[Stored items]
++++++++++++++++++++

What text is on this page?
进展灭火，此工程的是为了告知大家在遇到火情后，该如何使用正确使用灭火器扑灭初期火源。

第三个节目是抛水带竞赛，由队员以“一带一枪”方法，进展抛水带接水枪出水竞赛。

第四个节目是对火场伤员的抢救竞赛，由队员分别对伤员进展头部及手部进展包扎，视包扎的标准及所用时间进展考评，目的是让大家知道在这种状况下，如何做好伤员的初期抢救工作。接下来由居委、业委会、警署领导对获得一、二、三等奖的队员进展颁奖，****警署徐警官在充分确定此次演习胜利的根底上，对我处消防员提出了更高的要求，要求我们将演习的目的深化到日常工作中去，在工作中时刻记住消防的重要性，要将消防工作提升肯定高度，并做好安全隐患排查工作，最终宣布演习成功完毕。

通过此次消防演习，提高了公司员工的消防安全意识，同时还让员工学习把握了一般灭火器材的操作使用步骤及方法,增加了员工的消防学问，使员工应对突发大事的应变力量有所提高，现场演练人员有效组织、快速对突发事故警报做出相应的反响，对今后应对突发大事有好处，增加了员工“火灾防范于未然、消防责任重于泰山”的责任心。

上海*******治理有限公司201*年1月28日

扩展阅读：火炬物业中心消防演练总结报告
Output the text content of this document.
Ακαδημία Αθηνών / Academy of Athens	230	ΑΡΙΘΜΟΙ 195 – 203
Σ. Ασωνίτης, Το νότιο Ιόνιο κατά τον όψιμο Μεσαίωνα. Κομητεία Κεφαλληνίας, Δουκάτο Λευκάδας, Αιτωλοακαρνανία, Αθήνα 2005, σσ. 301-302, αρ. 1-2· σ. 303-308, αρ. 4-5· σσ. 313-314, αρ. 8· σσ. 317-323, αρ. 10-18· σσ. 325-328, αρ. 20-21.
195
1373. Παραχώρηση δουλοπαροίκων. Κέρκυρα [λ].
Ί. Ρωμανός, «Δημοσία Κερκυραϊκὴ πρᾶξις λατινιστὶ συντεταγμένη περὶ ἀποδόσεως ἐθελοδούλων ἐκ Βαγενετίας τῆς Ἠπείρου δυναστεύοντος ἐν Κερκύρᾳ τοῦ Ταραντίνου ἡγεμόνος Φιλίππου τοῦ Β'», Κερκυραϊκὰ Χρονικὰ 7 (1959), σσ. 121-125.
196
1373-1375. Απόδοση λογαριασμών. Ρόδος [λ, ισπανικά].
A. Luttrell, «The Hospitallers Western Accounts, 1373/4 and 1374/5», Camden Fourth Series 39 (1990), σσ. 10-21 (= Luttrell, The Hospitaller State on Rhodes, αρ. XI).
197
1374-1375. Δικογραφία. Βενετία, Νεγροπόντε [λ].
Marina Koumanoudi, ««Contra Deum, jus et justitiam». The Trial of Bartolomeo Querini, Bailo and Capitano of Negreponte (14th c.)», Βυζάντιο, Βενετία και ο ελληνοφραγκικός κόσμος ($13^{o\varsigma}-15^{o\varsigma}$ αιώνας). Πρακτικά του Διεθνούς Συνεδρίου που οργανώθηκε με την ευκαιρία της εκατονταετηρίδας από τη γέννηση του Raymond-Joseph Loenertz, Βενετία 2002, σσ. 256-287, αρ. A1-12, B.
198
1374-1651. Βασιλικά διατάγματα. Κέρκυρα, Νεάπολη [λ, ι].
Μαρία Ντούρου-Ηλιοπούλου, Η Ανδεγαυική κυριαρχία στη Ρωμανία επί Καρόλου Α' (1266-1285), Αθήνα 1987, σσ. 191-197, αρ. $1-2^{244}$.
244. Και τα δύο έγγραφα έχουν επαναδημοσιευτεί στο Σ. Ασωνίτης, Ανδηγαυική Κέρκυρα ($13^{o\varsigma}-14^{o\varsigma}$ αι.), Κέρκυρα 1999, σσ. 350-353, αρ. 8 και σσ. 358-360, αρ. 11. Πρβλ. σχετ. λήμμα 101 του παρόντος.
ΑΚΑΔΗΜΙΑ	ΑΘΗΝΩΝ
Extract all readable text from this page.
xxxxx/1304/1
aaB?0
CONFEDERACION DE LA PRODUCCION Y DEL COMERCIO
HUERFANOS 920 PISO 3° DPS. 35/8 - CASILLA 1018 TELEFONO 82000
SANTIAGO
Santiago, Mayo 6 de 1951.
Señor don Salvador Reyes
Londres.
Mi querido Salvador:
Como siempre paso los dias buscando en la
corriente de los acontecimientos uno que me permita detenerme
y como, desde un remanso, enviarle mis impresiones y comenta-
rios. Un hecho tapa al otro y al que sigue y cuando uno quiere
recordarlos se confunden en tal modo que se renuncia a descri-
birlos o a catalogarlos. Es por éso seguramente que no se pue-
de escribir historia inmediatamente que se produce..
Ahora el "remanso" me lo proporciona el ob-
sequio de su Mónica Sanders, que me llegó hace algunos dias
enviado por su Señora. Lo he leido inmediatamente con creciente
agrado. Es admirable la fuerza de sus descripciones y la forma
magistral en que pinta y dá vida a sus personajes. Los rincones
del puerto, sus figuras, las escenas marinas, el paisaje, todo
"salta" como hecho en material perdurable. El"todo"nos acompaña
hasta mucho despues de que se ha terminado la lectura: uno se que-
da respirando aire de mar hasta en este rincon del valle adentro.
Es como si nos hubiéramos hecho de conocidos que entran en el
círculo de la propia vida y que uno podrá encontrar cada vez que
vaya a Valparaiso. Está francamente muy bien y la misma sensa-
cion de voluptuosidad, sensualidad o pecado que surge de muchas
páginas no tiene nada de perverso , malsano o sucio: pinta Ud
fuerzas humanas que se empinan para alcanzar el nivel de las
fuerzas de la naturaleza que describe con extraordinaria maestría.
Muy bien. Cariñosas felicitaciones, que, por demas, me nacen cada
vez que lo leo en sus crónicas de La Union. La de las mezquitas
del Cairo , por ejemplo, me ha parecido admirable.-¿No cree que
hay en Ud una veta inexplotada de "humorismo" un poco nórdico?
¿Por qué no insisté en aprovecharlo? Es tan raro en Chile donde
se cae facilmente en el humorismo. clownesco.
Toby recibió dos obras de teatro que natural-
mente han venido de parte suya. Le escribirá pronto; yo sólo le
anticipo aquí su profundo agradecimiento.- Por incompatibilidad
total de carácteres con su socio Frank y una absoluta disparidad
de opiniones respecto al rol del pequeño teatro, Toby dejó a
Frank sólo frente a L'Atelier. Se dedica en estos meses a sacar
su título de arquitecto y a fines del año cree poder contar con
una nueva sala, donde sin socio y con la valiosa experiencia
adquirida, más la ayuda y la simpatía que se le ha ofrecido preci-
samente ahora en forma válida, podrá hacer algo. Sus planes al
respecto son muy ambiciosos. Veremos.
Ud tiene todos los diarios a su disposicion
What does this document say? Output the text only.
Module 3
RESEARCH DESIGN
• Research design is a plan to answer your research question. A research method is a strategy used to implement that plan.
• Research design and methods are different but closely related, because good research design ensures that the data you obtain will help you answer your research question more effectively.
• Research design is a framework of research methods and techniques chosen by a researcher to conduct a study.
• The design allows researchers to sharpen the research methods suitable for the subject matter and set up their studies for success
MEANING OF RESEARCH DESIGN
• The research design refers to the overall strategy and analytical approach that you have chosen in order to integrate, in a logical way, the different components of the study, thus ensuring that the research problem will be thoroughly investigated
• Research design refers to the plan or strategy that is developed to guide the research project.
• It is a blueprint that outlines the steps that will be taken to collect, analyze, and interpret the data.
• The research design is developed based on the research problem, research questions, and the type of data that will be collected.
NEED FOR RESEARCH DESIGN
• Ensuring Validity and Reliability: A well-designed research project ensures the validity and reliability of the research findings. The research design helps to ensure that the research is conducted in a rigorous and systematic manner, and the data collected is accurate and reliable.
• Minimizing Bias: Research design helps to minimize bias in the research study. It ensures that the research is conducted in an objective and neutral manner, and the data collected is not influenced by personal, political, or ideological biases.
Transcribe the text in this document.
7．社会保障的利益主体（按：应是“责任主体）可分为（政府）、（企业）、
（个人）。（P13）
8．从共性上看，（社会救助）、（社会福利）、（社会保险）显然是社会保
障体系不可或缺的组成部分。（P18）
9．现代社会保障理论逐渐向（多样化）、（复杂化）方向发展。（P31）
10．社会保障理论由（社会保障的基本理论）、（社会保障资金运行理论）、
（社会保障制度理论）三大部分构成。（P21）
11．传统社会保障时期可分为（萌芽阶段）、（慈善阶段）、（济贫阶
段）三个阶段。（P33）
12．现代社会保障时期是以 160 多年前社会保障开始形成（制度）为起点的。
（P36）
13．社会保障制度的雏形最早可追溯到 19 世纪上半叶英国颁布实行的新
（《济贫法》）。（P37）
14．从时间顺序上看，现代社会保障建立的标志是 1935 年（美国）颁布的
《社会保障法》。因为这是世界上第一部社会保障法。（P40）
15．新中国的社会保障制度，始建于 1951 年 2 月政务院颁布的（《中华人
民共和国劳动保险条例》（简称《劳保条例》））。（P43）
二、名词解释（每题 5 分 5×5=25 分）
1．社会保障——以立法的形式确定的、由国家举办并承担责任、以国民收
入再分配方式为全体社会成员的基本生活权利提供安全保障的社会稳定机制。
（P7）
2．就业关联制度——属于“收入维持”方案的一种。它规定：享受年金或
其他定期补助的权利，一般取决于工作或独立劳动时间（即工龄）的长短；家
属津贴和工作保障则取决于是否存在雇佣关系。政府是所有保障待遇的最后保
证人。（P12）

++++++++++++++++++++

## The problem
Report how many lines in the listing above include the word "developed". Give nothing but the number.

## Response for this exercise
2